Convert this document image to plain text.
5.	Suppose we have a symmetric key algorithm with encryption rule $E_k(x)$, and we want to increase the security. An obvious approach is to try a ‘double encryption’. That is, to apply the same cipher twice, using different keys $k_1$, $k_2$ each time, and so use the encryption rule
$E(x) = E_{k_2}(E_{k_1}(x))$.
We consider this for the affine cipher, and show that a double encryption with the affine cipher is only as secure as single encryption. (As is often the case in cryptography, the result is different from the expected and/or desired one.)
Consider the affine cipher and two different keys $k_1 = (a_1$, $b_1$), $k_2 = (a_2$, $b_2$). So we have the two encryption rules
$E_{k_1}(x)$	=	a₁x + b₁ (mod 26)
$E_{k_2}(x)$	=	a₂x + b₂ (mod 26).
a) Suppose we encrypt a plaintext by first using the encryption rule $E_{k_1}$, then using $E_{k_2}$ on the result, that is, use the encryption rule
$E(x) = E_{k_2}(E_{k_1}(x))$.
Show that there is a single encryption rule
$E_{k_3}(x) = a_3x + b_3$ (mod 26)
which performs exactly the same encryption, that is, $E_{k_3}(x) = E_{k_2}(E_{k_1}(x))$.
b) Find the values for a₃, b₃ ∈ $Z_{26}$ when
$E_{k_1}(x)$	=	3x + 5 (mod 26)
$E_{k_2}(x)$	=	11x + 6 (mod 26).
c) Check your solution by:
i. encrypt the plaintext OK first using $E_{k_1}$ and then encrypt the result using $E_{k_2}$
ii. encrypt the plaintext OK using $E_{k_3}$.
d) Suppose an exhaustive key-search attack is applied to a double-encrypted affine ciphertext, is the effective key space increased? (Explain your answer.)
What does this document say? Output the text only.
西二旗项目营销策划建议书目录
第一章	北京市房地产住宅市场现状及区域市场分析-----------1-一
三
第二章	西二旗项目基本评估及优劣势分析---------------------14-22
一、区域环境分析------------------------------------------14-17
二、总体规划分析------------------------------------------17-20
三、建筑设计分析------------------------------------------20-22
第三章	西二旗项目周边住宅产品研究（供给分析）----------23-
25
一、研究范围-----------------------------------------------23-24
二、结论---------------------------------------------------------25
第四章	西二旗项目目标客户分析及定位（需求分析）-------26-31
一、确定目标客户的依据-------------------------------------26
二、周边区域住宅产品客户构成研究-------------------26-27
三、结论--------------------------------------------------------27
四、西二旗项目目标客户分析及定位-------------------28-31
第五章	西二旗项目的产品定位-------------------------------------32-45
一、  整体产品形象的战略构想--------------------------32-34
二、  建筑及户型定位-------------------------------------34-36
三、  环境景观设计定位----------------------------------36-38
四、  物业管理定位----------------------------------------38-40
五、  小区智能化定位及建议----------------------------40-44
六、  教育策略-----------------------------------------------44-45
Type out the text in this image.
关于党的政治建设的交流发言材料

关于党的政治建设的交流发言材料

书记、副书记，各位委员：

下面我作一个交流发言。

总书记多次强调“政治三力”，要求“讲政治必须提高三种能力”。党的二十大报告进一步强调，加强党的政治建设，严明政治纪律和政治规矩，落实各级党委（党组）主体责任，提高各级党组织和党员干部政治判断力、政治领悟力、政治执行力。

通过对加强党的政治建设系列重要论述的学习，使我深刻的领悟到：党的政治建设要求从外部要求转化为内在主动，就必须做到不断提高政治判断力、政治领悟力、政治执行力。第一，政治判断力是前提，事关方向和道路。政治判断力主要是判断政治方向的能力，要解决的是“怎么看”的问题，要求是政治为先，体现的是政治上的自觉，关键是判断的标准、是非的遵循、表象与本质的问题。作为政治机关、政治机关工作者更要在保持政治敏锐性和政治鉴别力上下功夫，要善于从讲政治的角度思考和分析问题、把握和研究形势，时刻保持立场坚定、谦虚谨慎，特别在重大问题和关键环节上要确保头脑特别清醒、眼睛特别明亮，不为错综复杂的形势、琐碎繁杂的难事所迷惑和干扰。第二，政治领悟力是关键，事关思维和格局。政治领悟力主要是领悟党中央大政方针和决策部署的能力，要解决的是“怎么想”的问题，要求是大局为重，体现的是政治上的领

****

**Aim:** Repeat the material from above exactly, word for word.

**Solution for this exercise:**
Convert this document image to plain text.
5.	Suppose we have a symmetric key algorithm with encryption rule $E_k(x)$, and we want to increase the security. An obvious approach is to try a ‘double encryption’. That is, to apply the same cipher twice, using different keys $k_1$, $k_2$ each time, and so use the encryption rule
$E(x) = E_{k_2}(E_{k_1}(x))$.
We consider this for the affine cipher, and show that a double encryption with the affine cipher is only as secure as single encryption. (As is often the case in cryptography, the result is different from the expected and/or desired one.)
Consider the affine cipher and two different keys $k_1 = (a_1$, $b_1$), $k_2 = (a_2$, $b_2$). So we have the two encryption rules
$E_{k_1}(x)$	=	a₁x + b₁ (mod 26)
$E_{k_2}(x)$	=	a₂x + b₂ (mod 26).
a) Suppose we encrypt a plaintext by first using the encryption rule $E_{k_1}$, then using $E_{k_2}$ on the result, that is, use the encryption rule
$E(x) = E_{k_2}(E_{k_1}(x))$.
Show that there is a single encryption rule
$E_{k_3}(x) = a_3x + b_3$ (mod 26)
which performs exactly the same encryption, that is, $E_{k_3}(x) = E_{k_2}(E_{k_1}(x))$.
b) Find the values for a₃, b₃ ∈ $Z_{26}$ when
$E_{k_1}(x)$	=	3x + 5 (mod 26)
$E_{k_2}(x)$	=	11x + 6 (mod 26).
c) Check your solution by:
i. encrypt the plaintext OK first using $E_{k_1}$ and then encrypt the result using $E_{k_2}$
ii. encrypt the plaintext OK using $E_{k_3}$.
d) Suppose an exhaustive key-search attack is applied to a double-encrypted affine ciphertext, is the effective key space increased? (Explain your answer.)
What does this document say? Output the text only.
西二旗项目营销策划建议书目录
第一章	北京市房地产住宅市场现状及区域市场分析-----------1-一
三
第二章	西二旗项目基本评估及优劣势分析---------------------14-22
一、区域环境分析------------------------------------------14-17
二、总体规划分析------------------------------------------17-20
三、建筑设计分析------------------------------------------20-22
第三章	西二旗项目周边住宅产品研究（供给分析）----------23-
25
一、研究范围-----------------------------------------------23-24
二、结论---------------------------------------------------------25
第四章	西二旗项目目标客户分析及定位（需求分析）-------26-31
一、确定目标客户的依据-------------------------------------26
二、周边区域住宅产品客户构成研究-------------------26-27
三、结论--------------------------------------------------------27
四、西二旗项目目标客户分析及定位-------------------28-31
第五章	西二旗项目的产品定位-------------------------------------32-45
一、  整体产品形象的战略构想--------------------------32-34
二、  建筑及户型定位-------------------------------------34-36
三、  环境景观设计定位----------------------------------36-38
四、  物业管理定位----------------------------------------38-40
五、  小区智能化定位及建议----------------------------40-44
六、  教育策略-----------------------------------------------44-45
Type out the text in this image.
关于党的政治建设的交流发言材料

关于党的政治建设的交流发言材料

书记、副书记，各位委员：

下面我作一个交流发言。

总书记多次强调“政治三力”，要求“讲政治必须提高三种能力”。党的二十大报告进一步强调，加强党的政治建设，严明政治纪律和政治规矩，落实各级党委（党组）主体责任，提高各级党组织和党员干部政治判断力、政治领悟力、政治执行力。

通过对加强党的政治建设系列重要论述的学习，使我深刻的领悟到：党的政治建设要求从外部要求转化为内在主动，就必须做到不断提高政治判断力、政治领悟力、政治执行力。第一，政治判断力是前提，事关方向和道路。政治判断力主要是判断政治方向的能力，要解决的是“怎么看”的问题，要求是政治为先，体现的是政治上的自觉，关键是判断的标准、是非的遵循、表象与本质的问题。作为政治机关、政治机关工作者更要在保持政治敏锐性和政治鉴别力上下功夫，要善于从讲政治的角度思考和分析问题、把握和研究形势，时刻保持立场坚定、谦虚谨慎，特别在重大问题和关键环节上要确保头脑特别清醒、眼睛特别明亮，不为错综复杂的形势、琐碎繁杂的难事所迷惑和干扰。第二，政治领悟力是关键，事关思维和格局。政治领悟力主要是领悟党中央大政方针和决策部署的能力，要解决的是“怎么想”的问题，要求是大局为重，体现的是政治上的领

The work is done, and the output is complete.